### Written problem
Lines that include the word "izleme" are the ones to copy.

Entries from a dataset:
________

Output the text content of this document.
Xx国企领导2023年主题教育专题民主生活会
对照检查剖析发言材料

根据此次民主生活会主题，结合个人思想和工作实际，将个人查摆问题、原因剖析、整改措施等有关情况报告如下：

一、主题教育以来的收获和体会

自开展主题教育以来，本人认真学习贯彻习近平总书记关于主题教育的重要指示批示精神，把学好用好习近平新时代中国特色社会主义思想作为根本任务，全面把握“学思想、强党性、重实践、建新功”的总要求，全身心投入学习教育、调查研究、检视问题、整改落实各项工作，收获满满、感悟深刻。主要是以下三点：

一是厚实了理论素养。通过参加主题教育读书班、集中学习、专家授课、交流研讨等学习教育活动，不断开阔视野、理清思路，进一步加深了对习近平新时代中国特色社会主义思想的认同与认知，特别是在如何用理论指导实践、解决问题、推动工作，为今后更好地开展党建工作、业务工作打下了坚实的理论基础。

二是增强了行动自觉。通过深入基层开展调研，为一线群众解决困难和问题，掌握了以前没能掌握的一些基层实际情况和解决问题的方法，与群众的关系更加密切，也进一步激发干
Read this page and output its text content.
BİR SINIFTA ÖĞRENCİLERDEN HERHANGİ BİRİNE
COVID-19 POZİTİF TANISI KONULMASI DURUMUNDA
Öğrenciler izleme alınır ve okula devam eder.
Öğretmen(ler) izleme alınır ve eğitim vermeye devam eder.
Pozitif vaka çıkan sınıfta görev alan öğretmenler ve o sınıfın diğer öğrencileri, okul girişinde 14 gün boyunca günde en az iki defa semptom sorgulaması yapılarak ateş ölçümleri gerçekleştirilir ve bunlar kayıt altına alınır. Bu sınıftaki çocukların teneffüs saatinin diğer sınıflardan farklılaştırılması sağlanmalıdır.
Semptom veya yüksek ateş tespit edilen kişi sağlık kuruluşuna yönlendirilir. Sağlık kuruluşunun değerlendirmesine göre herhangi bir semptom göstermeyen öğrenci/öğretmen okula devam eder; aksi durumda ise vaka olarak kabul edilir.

________

### Exercise output
Öğrenciler izleme alınır ve okula devam eder.
Öğretmen(ler) izleme alınır ve eğitim vermeye devam eder.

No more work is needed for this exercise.